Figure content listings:
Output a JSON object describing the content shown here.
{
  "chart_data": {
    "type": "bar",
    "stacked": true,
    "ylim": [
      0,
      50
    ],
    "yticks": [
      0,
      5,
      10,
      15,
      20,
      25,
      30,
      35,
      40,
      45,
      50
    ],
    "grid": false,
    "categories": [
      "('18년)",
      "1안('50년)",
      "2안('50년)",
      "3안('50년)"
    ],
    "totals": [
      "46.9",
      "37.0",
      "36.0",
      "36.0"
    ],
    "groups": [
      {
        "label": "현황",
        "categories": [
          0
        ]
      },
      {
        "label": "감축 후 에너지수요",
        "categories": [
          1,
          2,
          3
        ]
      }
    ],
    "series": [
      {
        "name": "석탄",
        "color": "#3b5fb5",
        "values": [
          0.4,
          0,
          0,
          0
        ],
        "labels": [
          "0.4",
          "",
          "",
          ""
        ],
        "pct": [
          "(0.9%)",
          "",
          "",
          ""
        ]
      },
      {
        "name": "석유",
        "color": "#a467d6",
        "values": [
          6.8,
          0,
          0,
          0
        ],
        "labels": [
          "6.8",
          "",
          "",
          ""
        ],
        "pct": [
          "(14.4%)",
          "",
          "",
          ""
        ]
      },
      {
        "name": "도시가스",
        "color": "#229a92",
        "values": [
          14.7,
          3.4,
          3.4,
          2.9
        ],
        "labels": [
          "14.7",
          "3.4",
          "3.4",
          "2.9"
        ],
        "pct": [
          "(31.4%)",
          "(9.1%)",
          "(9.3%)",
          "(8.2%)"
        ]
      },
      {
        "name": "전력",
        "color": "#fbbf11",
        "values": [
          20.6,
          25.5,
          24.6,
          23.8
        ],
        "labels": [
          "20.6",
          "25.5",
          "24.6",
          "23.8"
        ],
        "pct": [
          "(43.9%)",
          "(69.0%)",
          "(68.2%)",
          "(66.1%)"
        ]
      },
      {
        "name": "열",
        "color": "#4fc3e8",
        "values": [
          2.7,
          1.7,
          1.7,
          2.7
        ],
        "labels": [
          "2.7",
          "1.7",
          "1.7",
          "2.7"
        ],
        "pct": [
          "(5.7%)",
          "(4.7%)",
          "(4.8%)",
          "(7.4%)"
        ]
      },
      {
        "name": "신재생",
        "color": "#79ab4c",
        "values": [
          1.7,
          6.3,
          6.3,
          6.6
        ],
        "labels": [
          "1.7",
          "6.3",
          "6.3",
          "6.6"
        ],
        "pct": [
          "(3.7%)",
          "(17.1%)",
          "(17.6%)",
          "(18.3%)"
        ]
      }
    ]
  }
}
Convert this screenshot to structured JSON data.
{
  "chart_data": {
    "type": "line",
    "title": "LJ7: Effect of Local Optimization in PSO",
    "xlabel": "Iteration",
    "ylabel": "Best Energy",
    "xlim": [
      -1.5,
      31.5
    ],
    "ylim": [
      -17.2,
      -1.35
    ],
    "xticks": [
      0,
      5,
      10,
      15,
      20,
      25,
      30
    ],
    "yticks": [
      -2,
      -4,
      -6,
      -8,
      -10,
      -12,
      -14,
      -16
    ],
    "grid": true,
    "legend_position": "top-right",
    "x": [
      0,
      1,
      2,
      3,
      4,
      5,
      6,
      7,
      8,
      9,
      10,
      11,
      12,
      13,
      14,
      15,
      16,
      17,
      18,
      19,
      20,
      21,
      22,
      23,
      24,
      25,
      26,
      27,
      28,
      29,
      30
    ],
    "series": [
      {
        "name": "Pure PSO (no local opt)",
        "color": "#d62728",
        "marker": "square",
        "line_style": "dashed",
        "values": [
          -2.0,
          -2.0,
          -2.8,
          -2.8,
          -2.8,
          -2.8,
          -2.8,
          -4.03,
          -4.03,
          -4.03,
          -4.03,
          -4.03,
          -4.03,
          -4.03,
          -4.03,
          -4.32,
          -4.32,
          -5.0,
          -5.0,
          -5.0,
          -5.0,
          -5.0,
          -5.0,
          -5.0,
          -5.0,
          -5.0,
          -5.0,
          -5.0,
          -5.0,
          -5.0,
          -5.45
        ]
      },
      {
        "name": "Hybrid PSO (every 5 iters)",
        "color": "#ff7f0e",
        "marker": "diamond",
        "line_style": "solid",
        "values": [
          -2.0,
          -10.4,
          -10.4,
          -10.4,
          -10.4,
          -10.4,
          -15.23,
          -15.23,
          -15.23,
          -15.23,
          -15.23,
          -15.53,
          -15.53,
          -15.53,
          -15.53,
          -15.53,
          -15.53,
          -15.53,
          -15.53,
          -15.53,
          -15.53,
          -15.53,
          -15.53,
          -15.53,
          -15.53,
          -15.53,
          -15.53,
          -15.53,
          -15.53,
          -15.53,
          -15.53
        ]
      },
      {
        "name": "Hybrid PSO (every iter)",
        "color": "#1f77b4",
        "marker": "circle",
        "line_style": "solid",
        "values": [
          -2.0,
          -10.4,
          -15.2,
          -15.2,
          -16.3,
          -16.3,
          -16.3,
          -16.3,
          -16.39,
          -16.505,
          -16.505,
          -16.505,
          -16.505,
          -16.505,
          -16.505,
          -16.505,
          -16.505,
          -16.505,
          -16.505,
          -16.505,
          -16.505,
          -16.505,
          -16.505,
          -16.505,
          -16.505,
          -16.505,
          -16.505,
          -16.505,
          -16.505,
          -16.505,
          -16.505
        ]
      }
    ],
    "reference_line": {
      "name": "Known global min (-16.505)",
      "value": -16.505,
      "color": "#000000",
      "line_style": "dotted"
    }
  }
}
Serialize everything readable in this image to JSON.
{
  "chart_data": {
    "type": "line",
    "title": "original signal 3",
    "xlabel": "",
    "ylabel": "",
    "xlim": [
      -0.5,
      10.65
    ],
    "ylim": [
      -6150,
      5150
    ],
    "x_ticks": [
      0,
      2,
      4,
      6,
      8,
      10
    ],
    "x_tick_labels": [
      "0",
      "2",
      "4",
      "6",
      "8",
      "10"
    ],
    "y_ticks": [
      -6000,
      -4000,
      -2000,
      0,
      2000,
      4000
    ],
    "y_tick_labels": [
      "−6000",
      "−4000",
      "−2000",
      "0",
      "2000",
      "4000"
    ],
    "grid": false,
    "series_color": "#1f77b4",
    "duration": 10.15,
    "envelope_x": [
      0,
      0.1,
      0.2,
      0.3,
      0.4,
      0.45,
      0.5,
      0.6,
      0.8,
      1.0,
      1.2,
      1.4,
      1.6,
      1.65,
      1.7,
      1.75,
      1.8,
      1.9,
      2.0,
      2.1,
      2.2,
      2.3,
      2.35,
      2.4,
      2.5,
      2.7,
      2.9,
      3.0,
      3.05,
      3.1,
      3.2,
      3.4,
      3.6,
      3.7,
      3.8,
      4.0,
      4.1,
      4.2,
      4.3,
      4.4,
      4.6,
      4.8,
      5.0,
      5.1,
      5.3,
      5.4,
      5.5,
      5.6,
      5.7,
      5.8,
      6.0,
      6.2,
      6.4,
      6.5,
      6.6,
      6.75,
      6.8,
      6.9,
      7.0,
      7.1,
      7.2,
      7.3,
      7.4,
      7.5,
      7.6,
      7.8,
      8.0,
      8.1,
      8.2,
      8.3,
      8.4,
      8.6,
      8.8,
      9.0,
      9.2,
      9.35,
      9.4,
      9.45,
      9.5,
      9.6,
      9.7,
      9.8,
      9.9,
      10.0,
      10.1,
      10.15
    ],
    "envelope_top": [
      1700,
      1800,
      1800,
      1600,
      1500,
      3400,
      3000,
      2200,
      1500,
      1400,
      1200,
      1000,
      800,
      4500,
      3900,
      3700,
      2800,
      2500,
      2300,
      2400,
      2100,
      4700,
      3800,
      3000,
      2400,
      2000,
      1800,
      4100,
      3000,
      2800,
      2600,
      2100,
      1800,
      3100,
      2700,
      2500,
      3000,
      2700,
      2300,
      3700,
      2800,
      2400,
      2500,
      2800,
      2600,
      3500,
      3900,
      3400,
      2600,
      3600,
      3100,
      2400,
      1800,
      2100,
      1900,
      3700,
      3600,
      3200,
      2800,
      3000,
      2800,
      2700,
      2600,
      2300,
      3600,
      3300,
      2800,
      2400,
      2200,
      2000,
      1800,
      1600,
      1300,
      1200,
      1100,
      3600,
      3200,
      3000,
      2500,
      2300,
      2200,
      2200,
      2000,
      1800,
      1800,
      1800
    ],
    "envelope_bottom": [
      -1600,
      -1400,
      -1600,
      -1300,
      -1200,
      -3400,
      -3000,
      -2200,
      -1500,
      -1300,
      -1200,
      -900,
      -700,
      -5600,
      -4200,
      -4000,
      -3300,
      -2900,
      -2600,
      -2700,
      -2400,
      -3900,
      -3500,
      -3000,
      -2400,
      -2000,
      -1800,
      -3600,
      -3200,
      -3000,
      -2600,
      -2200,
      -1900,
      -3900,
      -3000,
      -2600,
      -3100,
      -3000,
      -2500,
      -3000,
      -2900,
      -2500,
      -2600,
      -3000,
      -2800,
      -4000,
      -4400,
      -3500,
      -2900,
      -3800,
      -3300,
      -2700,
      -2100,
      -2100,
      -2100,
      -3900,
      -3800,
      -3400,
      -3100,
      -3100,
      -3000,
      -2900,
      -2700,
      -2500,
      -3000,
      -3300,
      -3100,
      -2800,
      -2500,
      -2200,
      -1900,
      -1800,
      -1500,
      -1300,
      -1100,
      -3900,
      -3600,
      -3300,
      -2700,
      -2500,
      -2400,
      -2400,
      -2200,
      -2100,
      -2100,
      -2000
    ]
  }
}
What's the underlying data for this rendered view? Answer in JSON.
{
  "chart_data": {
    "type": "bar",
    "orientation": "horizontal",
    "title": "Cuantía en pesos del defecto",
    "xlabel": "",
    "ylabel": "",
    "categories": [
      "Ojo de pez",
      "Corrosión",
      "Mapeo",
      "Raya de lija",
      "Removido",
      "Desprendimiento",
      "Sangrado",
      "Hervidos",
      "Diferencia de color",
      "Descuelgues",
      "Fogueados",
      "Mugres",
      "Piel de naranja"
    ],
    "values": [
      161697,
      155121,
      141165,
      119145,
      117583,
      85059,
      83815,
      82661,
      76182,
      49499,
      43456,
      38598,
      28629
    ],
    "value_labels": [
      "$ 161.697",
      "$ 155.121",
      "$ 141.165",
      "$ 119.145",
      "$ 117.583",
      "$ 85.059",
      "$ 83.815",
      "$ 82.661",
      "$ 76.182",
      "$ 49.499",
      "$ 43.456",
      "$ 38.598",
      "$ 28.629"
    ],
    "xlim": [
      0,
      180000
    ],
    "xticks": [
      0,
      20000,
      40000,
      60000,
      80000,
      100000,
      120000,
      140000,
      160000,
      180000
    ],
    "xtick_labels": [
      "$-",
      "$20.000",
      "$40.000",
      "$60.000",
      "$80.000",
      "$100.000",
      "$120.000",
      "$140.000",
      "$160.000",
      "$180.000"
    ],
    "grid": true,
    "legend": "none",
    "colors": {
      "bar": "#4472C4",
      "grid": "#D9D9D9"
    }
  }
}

## [Task objective]
Extract, from the material above, each line holding the word "this".

## [Exercise result]
Convert this screenshot to structured JSON data.
Serialize everything readable in this image to JSON.
What's the underlying data for this rendered view? Answer in JSON.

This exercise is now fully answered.